* [EXERCISE BRIEF]
Repeat each line exactly as it is written.

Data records
+--

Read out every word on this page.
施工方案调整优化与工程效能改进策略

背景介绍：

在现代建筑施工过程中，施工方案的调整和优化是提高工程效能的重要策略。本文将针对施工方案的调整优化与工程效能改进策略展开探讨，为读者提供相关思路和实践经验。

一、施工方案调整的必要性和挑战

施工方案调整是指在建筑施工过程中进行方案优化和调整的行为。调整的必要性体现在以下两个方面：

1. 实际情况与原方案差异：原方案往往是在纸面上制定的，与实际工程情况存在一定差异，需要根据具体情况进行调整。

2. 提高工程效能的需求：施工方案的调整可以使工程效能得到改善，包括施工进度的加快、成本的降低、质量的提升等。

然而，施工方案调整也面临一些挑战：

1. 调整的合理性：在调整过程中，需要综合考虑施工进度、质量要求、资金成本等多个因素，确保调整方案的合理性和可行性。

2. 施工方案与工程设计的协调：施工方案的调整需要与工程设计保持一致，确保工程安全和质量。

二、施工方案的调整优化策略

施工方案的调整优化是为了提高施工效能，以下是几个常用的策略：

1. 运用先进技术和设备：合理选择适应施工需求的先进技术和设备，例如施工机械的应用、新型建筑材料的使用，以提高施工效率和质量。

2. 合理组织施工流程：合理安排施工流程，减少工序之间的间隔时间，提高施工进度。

+--

* [FULL RESPONSE]
Read out every word on this page.
施工方案调整优化与工程效能改进策略

背景介绍：

在现代建筑施工过程中，施工方案的调整和优化是提高工程效能的重要策略。本文将针对施工方案的调整优化与工程效能改进策略展开探讨，为读者提供相关思路和实践经验。

一、施工方案调整的必要性和挑战

施工方案调整是指在建筑施工过程中进行方案优化和调整的行为。调整的必要性体现在以下两个方面：

1. 实际情况与原方案差异：原方案往往是在纸面上制定的，与实际工程情况存在一定差异，需要根据具体情况进行调整。

2. 提高工程效能的需求：施工方案的调整可以使工程效能得到改善，包括施工进度的加快、成本的降低、质量的提升等。

然而，施工方案调整也面临一些挑战：

1. 调整的合理性：在调整过程中，需要综合考虑施工进度、质量要求、资金成本等多个因素，确保调整方案的合理性和可行性。

2. 施工方案与工程设计的协调：施工方案的调整需要与工程设计保持一致，确保工程安全和质量。

二、施工方案的调整优化策略

施工方案的调整优化是为了提高施工效能，以下是几个常用的策略：

1. 运用先进技术和设备：合理选择适应施工需求的先进技术和设备，例如施工机械的应用、新型建筑材料的使用，以提高施工效率和质量。

2. 合理组织施工流程：合理安排施工流程，减少工序之间的间隔时间，提高施工进度。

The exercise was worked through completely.